*AVAILABLE DATA*:
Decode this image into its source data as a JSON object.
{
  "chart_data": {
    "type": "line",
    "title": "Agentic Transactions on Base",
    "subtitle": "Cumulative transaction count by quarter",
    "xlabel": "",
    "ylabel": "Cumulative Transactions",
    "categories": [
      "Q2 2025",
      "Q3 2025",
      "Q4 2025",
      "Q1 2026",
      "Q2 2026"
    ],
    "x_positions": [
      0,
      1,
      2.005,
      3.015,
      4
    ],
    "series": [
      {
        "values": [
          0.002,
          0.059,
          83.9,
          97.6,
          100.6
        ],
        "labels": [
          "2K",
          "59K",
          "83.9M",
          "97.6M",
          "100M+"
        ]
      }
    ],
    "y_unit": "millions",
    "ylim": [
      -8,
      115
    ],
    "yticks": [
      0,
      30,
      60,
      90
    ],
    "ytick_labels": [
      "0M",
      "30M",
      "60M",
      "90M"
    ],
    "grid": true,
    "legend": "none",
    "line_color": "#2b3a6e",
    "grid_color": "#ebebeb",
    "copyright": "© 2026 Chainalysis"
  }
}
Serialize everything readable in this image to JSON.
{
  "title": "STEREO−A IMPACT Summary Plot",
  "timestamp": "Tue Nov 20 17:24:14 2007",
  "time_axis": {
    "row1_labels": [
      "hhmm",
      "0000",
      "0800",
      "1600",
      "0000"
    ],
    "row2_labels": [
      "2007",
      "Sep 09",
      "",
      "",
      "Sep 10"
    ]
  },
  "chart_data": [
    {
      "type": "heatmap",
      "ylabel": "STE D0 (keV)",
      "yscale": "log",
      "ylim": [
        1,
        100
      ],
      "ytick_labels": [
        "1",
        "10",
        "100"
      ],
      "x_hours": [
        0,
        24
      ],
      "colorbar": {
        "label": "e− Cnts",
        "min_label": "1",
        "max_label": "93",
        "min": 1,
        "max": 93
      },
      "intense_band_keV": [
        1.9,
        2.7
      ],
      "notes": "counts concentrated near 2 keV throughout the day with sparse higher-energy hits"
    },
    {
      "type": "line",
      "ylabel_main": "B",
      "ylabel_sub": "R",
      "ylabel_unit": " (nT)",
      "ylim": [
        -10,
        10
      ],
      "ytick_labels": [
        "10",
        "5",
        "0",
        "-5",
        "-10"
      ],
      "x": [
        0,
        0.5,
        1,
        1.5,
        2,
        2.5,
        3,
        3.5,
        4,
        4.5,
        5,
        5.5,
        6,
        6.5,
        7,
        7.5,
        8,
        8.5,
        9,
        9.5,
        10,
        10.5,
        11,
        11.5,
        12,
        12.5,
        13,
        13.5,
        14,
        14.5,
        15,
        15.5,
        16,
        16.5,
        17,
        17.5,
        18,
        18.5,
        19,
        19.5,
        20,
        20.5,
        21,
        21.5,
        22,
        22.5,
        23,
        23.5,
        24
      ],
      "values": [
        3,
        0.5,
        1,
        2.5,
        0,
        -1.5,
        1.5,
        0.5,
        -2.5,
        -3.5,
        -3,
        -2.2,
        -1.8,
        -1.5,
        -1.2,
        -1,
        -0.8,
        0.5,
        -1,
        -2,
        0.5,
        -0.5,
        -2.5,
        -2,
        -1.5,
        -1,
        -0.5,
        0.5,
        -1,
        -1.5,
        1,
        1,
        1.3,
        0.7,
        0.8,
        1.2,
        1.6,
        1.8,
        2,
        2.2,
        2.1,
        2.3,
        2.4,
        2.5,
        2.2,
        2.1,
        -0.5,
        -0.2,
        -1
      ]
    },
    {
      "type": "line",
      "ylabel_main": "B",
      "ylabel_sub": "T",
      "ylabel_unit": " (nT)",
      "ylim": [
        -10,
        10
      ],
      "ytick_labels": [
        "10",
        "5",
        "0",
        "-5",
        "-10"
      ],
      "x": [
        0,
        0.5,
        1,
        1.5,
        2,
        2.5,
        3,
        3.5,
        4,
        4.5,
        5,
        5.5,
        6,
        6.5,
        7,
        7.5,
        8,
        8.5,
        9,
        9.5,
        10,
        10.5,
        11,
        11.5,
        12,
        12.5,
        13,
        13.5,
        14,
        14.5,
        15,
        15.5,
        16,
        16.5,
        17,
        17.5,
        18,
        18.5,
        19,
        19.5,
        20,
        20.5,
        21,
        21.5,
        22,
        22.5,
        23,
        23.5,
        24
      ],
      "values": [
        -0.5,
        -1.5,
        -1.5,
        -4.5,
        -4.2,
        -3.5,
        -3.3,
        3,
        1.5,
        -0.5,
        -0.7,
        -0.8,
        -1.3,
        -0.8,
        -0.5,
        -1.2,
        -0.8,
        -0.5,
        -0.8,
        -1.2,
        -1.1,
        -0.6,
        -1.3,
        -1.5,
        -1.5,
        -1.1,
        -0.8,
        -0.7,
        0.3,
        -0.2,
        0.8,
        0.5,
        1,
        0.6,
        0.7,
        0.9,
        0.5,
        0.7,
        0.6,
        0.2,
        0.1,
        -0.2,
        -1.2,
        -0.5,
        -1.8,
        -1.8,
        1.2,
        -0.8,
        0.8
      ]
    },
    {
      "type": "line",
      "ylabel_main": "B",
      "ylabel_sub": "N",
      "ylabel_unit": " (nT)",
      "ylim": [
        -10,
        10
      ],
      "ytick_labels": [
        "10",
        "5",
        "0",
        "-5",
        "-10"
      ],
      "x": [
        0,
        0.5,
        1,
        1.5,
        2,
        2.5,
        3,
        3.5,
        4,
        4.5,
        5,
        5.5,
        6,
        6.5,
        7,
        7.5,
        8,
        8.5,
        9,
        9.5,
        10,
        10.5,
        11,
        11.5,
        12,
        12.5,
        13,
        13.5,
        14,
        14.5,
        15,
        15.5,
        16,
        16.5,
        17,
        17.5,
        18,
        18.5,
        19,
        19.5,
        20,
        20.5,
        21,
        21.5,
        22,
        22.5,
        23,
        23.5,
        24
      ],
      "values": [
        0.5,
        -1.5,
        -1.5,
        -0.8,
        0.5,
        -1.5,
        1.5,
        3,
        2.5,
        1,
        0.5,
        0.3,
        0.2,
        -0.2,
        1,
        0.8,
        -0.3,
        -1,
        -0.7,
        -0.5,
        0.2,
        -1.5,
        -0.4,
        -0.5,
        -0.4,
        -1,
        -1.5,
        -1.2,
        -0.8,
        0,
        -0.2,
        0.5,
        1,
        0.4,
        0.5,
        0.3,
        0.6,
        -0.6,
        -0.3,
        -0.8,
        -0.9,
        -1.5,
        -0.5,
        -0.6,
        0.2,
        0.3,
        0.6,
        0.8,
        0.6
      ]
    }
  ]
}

*PROBLEM REQUIREMENTS*: In the entries above, find each line with the word "image" and show it.

*EXERCISE ANSWER*:
Decode this image into its source data as a JSON object.
Serialize everything readable in this image to JSON.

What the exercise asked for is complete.